* JOB *
The entries need to be copied exactly.

* MATERIAL SUPPLIED *
* start *

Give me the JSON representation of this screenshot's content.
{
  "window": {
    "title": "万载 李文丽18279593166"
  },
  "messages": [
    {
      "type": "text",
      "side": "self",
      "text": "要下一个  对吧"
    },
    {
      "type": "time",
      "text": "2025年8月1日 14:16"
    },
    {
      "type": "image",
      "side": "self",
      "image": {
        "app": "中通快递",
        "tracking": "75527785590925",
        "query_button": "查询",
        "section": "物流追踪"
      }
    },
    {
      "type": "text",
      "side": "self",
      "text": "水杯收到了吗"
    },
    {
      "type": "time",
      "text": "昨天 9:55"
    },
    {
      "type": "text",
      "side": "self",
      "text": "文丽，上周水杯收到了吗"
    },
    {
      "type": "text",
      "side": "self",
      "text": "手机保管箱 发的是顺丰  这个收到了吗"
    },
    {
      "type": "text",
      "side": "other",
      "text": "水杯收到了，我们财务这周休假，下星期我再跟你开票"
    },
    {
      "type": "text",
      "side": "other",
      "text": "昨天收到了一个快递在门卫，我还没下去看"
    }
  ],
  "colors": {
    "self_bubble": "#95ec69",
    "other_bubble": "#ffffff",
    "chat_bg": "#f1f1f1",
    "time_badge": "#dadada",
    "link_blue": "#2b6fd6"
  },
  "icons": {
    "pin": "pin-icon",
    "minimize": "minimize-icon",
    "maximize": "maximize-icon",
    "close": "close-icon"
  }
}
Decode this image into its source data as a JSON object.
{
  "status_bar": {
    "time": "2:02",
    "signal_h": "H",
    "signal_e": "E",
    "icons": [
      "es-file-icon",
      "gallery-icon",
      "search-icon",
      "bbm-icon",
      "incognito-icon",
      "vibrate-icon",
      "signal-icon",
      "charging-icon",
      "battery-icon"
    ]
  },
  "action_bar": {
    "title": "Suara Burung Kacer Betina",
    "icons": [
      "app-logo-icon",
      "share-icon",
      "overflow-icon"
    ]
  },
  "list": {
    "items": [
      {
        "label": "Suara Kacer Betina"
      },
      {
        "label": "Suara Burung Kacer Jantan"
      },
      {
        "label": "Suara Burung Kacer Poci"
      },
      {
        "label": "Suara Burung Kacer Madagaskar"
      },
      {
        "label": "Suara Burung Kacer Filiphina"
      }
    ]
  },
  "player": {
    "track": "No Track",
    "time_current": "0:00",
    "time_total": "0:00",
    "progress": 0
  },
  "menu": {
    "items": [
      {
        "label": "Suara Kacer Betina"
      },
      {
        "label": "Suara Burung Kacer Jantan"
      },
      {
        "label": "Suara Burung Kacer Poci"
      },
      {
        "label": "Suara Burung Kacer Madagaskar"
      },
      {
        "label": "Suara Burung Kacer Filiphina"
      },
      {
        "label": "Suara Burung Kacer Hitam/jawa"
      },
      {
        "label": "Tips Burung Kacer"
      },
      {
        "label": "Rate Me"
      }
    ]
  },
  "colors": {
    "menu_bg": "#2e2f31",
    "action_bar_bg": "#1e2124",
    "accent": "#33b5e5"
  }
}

* end *

* WRITTEN RESPONSE *
Give me the JSON representation of this screenshot's content.
{
  "window": {
    "title": "万载 李文丽18279593166"
  },
  "messages": [
    {
      "type": "text",
      "side": "self",
      "text": "要下一个  对吧"
    },
    {
      "type": "time",
      "text": "2025年8月1日 14:16"
    },
    {
      "type": "image",
      "side": "self",
      "image": {
        "app": "中通快递",
        "tracking": "75527785590925",
        "query_button": "查询",
        "section": "物流追踪"
      }
    },
    {
      "type": "text",
      "side": "self",
      "text": "水杯收到了吗"
    },
    {
      "type": "time",
      "text": "昨天 9:55"
    },
    {
      "type": "text",
      "side": "self",
      "text": "文丽，上周水杯收到了吗"
    },
    {
      "type": "text",
      "side": "self",
      "text": "手机保管箱 发的是顺丰  这个收到了吗"
    },
    {
      "type": "text",
      "side": "other",
      "text": "水杯收到了，我们财务这周休假，下星期我再跟你开票"
    },
    {
      "type": "text",
      "side": "other",
      "text": "昨天收到了一个快递在门卫，我还没下去看"
    }
  ],
  "colors": {
    "self_bubble": "#95ec69",
    "other_bubble": "#ffffff",
    "chat_bg": "#f1f1f1",
    "time_badge": "#dadada",
    "link_blue": "#2b6fd6"
  },
  "icons": {
    "pin": "pin-icon",
    "minimize": "minimize-icon",
    "maximize": "maximize-icon",
    "close": "close-icon"
  }
}
Decode this image into its source data as a JSON object.
{
  "status_bar": {
    "time": "2:02",
    "signal_h": "H",
    "signal_e": "E",
    "icons": [
      "es-file-icon",
      "gallery-icon",
      "search-icon",
      "bbm-icon",
      "incognito-icon",
      "vibrate-icon",
      "signal-icon",
      "charging-icon",
      "battery-icon"
    ]
  },
  "action_bar": {
    "title": "Suara Burung Kacer Betina",
    "icons": [
      "app-logo-icon",
      "share-icon",
      "overflow-icon"
    ]
  },
  "list": {
    "items": [
      {
        "label": "Suara Kacer Betina"
      },
      {
        "label": "Suara Burung Kacer Jantan"
      },
      {
        "label": "Suara Burung Kacer Poci"
      },
      {
        "label": "Suara Burung Kacer Madagaskar"
      },
      {
        "label": "Suara Burung Kacer Filiphina"
      }
    ]
  },
  "player": {
    "track": "No Track",
    "time_current": "0:00",
    "time_total": "0:00",
    "progress": 0
  },
  "menu": {
    "items": [
      {
        "label": "Suara Kacer Betina"
      },
      {
        "label": "Suara Burung Kacer Jantan"
      },
      {
        "label": "Suara Burung Kacer Poci"
      },
      {
        "label": "Suara Burung Kacer Madagaskar"
      },
      {
        "label": "Suara Burung Kacer Filiphina"
      },
      {
        "label": "Suara Burung Kacer Hitam/jawa"
      },
      {
        "label": "Tips Burung Kacer"
      },
      {
        "label": "Rate Me"
      }
    ]
  },
  "colors": {
    "menu_bg": "#2e2f31",
    "action_bar_bg": "#1e2124",
    "accent": "#33b5e5"
  }
}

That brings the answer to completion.